#### [Work to complete]
Write the listing out again, all of it, word for word.

#### [Provided material]
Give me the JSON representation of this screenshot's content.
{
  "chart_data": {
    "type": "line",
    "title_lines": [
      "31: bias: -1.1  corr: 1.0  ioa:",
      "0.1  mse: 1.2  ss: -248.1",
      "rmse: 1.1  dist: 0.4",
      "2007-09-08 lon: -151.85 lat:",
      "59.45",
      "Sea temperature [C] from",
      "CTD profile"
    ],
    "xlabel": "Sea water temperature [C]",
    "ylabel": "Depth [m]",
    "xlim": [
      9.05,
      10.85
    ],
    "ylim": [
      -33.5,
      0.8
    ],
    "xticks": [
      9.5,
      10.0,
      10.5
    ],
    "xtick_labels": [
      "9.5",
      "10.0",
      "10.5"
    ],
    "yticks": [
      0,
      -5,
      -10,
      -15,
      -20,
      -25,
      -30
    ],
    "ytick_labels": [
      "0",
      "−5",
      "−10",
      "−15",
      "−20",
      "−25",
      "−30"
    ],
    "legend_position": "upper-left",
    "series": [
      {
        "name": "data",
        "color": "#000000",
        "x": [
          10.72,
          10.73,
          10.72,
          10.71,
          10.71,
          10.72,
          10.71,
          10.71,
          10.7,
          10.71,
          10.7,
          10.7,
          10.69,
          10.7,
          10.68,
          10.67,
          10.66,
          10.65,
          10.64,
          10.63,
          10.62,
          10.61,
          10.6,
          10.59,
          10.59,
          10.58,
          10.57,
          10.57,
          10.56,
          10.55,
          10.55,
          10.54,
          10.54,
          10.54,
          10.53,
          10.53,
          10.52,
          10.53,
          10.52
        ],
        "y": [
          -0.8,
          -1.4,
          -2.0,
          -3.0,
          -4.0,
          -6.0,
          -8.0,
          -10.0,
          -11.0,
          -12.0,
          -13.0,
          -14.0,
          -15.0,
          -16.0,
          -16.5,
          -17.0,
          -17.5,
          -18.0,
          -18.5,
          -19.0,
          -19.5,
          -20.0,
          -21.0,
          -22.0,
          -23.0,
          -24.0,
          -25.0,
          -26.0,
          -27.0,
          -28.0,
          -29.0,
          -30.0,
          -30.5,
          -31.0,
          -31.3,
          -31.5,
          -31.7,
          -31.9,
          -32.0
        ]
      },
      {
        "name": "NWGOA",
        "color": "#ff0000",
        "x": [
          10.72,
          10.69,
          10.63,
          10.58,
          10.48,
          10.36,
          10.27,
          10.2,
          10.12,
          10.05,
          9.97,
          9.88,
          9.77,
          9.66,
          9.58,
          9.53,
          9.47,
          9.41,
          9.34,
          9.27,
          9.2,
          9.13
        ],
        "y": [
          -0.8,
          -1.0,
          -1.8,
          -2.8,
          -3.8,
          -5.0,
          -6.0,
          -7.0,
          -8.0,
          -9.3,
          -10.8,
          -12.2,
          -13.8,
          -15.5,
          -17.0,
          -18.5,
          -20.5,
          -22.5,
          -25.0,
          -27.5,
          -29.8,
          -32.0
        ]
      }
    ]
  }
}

#### [Output]
Give me the JSON representation of this screenshot's content.
{
  "chart_data": {
    "type": "line",
    "title_lines": [
      "31: bias: -1.1  corr: 1.0  ioa:",
      "0.1  mse: 1.2  ss: -248.1",
      "rmse: 1.1  dist: 0.4",
      "2007-09-08 lon: -151.85 lat:",
      "59.45",
      "Sea temperature [C] from",
      "CTD profile"
    ],
    "xlabel": "Sea water temperature [C]",
    "ylabel": "Depth [m]",
    "xlim": [
      9.05,
      10.85
    ],
    "ylim": [
      -33.5,
      0.8
    ],
    "xticks": [
      9.5,
      10.0,
      10.5
    ],
    "xtick_labels": [
      "9.5",
      "10.0",
      "10.5"
    ],
    "yticks": [
      0,
      -5,
      -10,
      -15,
      -20,
      -25,
      -30
    ],
    "ytick_labels": [
      "0",
      "−5",
      "−10",
      "−15",
      "−20",
      "−25",
      "−30"
    ],
    "legend_position": "upper-left",
    "series": [
      {
        "name": "data",
        "color": "#000000",
        "x": [
          10.72,
          10.73,
          10.72,
          10.71,
          10.71,
          10.72,
          10.71,
          10.71,
          10.7,
          10.71,
          10.7,
          10.7,
          10.69,
          10.7,
          10.68,
          10.67,
          10.66,
          10.65,
          10.64,
          10.63,
          10.62,
          10.61,
          10.6,
          10.59,
          10.59,
          10.58,
          10.57,
          10.57,
          10.56,
          10.55,
          10.55,
          10.54,
          10.54,
          10.54,
          10.53,
          10.53,
          10.52,
          10.53,
          10.52
        ],
        "y": [
          -0.8,
          -1.4,
          -2.0,
          -3.0,
          -4.0,
          -6.0,
          -8.0,
          -10.0,
          -11.0,
          -12.0,
          -13.0,
          -14.0,
          -15.0,
          -16.0,
          -16.5,
          -17.0,
          -17.5,
          -18.0,
          -18.5,
          -19.0,
          -19.5,
          -20.0,
          -21.0,
          -22.0,
          -23.0,
          -24.0,
          -25.0,
          -26.0,
          -27.0,
          -28.0,
          -29.0,
          -30.0,
          -30.5,
          -31.0,
          -31.3,
          -31.5,
          -31.7,
          -31.9,
          -32.0
        ]
      },
      {
        "name": "NWGOA",
        "color": "#ff0000",
        "x": [
          10.72,
          10.69,
          10.63,
          10.58,
          10.48,
          10.36,
          10.27,
          10.2,
          10.12,
          10.05,
          9.97,
          9.88,
          9.77,
          9.66,
          9.58,
          9.53,
          9.47,
          9.41,
          9.34,
          9.27,
          9.2,
          9.13
        ],
        "y": [
          -0.8,
          -1.0,
          -1.8,
          -2.8,
          -3.8,
          -5.0,
          -6.0,
          -7.0,
          -8.0,
          -9.3,
          -10.8,
          -12.2,
          -13.8,
          -15.5,
          -17.0,
          -18.5,
          -20.5,
          -22.5,
          -25.0,
          -27.5,
          -29.8,
          -32.0
        ]
      }
    ]
  }
}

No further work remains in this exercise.